## Problem requirements
Update the material below by changing every "edit-button" to "modify-button" and keeping everything else the same. Omit the pictures from your answer.

(Layout coordinate data)
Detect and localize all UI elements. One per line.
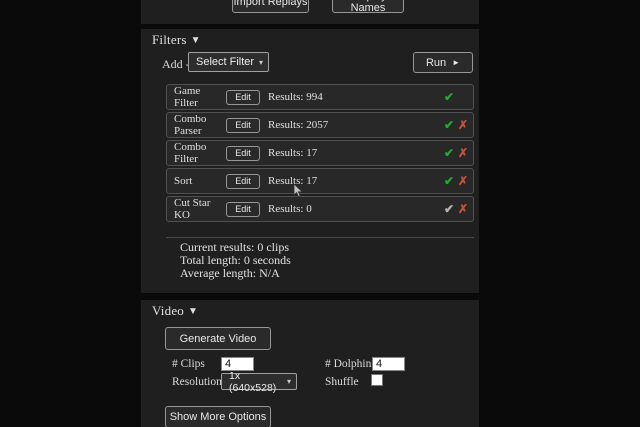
remove-icon[interactable]: ✗ (457, 118, 469, 132)
check-icon: ✔ (443, 174, 455, 188)
collapse-caret-icon: ▼ (190, 35, 201, 46)
resolution-value: 1x (640x528) (229, 369, 277, 394)
run-label: Run (425, 56, 447, 69)
filter-row-combo-parser: Combo Parser Edit Results: 2057 ✔ ✗ (166, 112, 474, 138)
filter-rows: Game Filter Edit Results: 994 ✔ ✗ Combo … (166, 84, 474, 224)
chevron-down-icon: ▾ (258, 57, 263, 67)
run-button[interactable]: Run ► (413, 52, 473, 73)
results-summary: Current results: 0 clips Total length: 0… (180, 241, 291, 280)
filter-name: Sort (174, 175, 193, 187)
add-filter-label: Add - (162, 57, 190, 71)
chevron-down-icon: ▾ (286, 377, 291, 386)
filter-status: ✔ ✗ (442, 169, 470, 193)
show-more-options-button[interactable]: Show More Options (165, 406, 271, 427)
filter-name: Cut Star KO (174, 197, 211, 221)
filter-row-combo-filter: Combo Filter Edit Results: 17 ✔ ✗ (166, 140, 474, 166)
shuffle-checkbox[interactable] (371, 374, 383, 386)
edit-button[interactable]: Edit (226, 117, 260, 133)
remove-icon[interactable]: ✗ (457, 146, 469, 160)
check-icon: ✔ (443, 118, 455, 132)
select-filter-value: Select Filter (196, 56, 255, 68)
play-icon: ► (452, 58, 461, 67)
dolphins-input[interactable] (372, 357, 405, 371)
clips-label: # Clips (172, 358, 205, 370)
mouse-cursor-icon (293, 183, 303, 198)
main-column: Import Replays Netplay Names Filters▼ Ad… (141, 0, 479, 427)
total-length-text: Total length: 0 seconds (180, 253, 291, 267)
filter-name: Game Filter (174, 85, 201, 109)
filters-section-title[interactable]: Filters ▼ (152, 32, 201, 48)
filter-row-sort: Sort Edit Results: 17 ✔ ✗ (166, 168, 474, 194)
dolphins-label: # Dolphins (325, 358, 376, 370)
filters-title-label: Filters (152, 32, 187, 47)
check-icon: ✔ (443, 90, 455, 104)
filter-results: Results: 994 (268, 91, 323, 103)
video-title-label: Video (152, 303, 184, 318)
select-filter-dropdown[interactable]: Select Filter ▾ (188, 52, 269, 72)
collapse-caret-icon: ▼ (188, 306, 199, 317)
results-divider (166, 237, 474, 238)
average-length-text: Average length: N/A (180, 266, 280, 280)
filter-results: Results: 17 (268, 175, 318, 187)
filter-row-game-filter: Game Filter Edit Results: 994 ✔ ✗ (166, 84, 474, 110)
remove-icon[interactable]: ✗ (457, 202, 469, 216)
clips-input[interactable] (221, 357, 254, 371)
resolution-dropdown[interactable]: 1x (640x528) ▾ (221, 370, 297, 394)
filter-status: ✔ ✗ (442, 197, 470, 221)
resolution-label: Resolution (172, 376, 222, 388)
remove-icon[interactable]: ✗ (457, 174, 469, 188)
filter-results: Results: 0 (268, 203, 312, 215)
filter-name: Combo Filter (174, 141, 207, 165)
filters-panel: Filters ▼ Add - Select Filter ▾ Run ► Gam… (141, 29, 479, 293)
netplay-names-button[interactable]: Netplay Names (332, 0, 404, 14)
filter-results: Results: 17 (268, 147, 318, 159)
video-section-title[interactable]: Video ▼ (152, 303, 198, 319)
edit-button[interactable]: Edit (226, 89, 260, 105)
filter-status: ✔ ✗ (442, 113, 470, 137)
filter-status: ✔ ✗ (442, 141, 470, 165)
edit-button[interactable]: Edit (226, 173, 260, 189)
import-replays-button[interactable]: Import Replays (232, 0, 309, 13)
edit-button[interactable]: Edit (226, 201, 260, 217)
top-panel: Import Replays Netplay Names (141, 0, 479, 24)
filter-status: ✔ ✗ (442, 85, 470, 109)
check-icon: ✔ (443, 146, 455, 160)
generate-video-button[interactable]: Generate Video (165, 327, 271, 350)
filter-results: Results: 2057 (268, 119, 329, 131)
filter-row-cut-star-ko: Cut Star KO Edit Results: 0 ✔ ✗ (166, 196, 474, 222)
current-results-text: Current results: 0 clips (180, 240, 289, 254)
edit-button[interactable]: Edit (226, 145, 260, 161)
filter-name: Combo Parser (174, 113, 207, 137)
video-panel: Video ▼ Generate Video # Clips # Dolphins… (141, 300, 479, 427)
shuffle-label: Shuffle (325, 376, 359, 388)
check-icon: ✔ (443, 202, 455, 216)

## Task response
Detect and localize all UI elements. One per line.
remove-icon[interactable]: ✗ (457, 118, 469, 132)
check-icon: ✔ (443, 174, 455, 188)
collapse-caret-icon: ▼ (190, 35, 201, 46)
resolution-value: 1x (640x528) (229, 369, 277, 394)
run-label: Run (425, 56, 447, 69)
filter-row-combo-parser: Combo Parser Edit Results: 2057 ✔ ✗ (166, 112, 474, 138)
filter-rows: Game Filter Edit Results: 994 ✔ ✗ Combo … (166, 84, 474, 224)
chevron-down-icon: ▾ (258, 57, 263, 67)
run-button[interactable]: Run ► (413, 52, 473, 73)
results-summary: Current results: 0 clips Total length: 0… (180, 241, 291, 280)
filter-name: Sort (174, 175, 193, 187)
add-filter-label: Add - (162, 57, 190, 71)
chevron-down-icon: ▾ (286, 377, 291, 386)
filter-status: ✔ ✗ (442, 169, 470, 193)
show-more-options-button[interactable]: Show More Options (165, 406, 271, 427)
filter-name: Cut Star KO (174, 197, 211, 221)
filter-row-combo-filter: Combo Filter Edit Results: 17 ✔ ✗ (166, 140, 474, 166)
shuffle-checkbox[interactable] (371, 374, 383, 386)
modify-button[interactable]: Edit (226, 117, 260, 133)
remove-icon[interactable]: ✗ (457, 146, 469, 160)
check-icon: ✔ (443, 118, 455, 132)
select-filter-value: Select Filter (196, 56, 255, 68)
play-icon: ► (452, 58, 461, 67)
dolphins-input[interactable] (372, 357, 405, 371)
clips-label: # Clips (172, 358, 205, 370)
mouse-cursor-icon (293, 183, 303, 198)
main-column: Import Replays Netplay Names Filters▼ Ad… (141, 0, 479, 427)
total-length-text: Total length: 0 seconds (180, 253, 291, 267)
filter-name: Game Filter (174, 85, 201, 109)
filters-section-title[interactable]: Filters ▼ (152, 32, 201, 48)
filter-row-sort: Sort Edit Results: 17 ✔ ✗ (166, 168, 474, 194)
dolphins-label: # Dolphins (325, 358, 376, 370)
filters-title-label: Filters (152, 32, 187, 47)
check-icon: ✔ (443, 90, 455, 104)
filter-results: Results: 994 (268, 91, 323, 103)
video-title-label: Video (152, 303, 184, 318)
select-filter-dropdown[interactable]: Select Filter ▾ (188, 52, 269, 72)
collapse-caret-icon: ▼ (188, 306, 199, 317)
results-divider (166, 237, 474, 238)
average-length-text: Average length: N/A (180, 266, 280, 280)
filter-results: Results: 17 (268, 175, 318, 187)
filter-row-game-filter: Game Filter Edit Results: 994 ✔ ✗ (166, 84, 474, 110)
remove-icon[interactable]: ✗ (457, 202, 469, 216)
clips-input[interactable] (221, 357, 254, 371)
resolution-dropdown[interactable]: 1x (640x528) ▾ (221, 370, 297, 394)
filter-status: ✔ ✗ (442, 197, 470, 221)
resolution-label: Resolution (172, 376, 222, 388)
remove-icon[interactable]: ✗ (457, 174, 469, 188)
filter-results: Results: 0 (268, 203, 312, 215)
filter-name: Combo Filter (174, 141, 207, 165)
filters-panel: Filters ▼ Add - Select Filter ▾ Run ► Gam… (141, 29, 479, 293)
netplay-names-button[interactable]: Netplay Names (332, 0, 404, 14)
filter-results: Results: 17 (268, 147, 318, 159)
video-section-title[interactable]: Video ▼ (152, 303, 198, 319)
modify-button[interactable]: Edit (226, 89, 260, 105)
filter-status: ✔ ✗ (442, 113, 470, 137)
filter-status: ✔ ✗ (442, 141, 470, 165)
modify-button[interactable]: Edit (226, 173, 260, 189)
import-replays-button[interactable]: Import Replays (232, 0, 309, 13)
modify-button[interactable]: Edit (226, 201, 260, 217)
top-panel: Import Replays Netplay Names (141, 0, 479, 24)
filter-status: ✔ ✗ (442, 85, 470, 109)
check-icon: ✔ (443, 146, 455, 160)
generate-video-button[interactable]: Generate Video (165, 327, 271, 350)
filter-results: Results: 2057 (268, 119, 329, 131)
filter-row-cut-star-ko: Cut Star KO Edit Results: 0 ✔ ✗ (166, 196, 474, 222)
current-results-text: Current results: 0 clips (180, 240, 289, 254)
modify-button[interactable]: Edit (226, 145, 260, 161)
filter-name: Combo Parser (174, 113, 207, 137)
video-panel: Video ▼ Generate Video # Clips # Dolphins… (141, 300, 479, 427)
shuffle-label: Shuffle (325, 376, 359, 388)
check-icon: ✔ (443, 202, 455, 216)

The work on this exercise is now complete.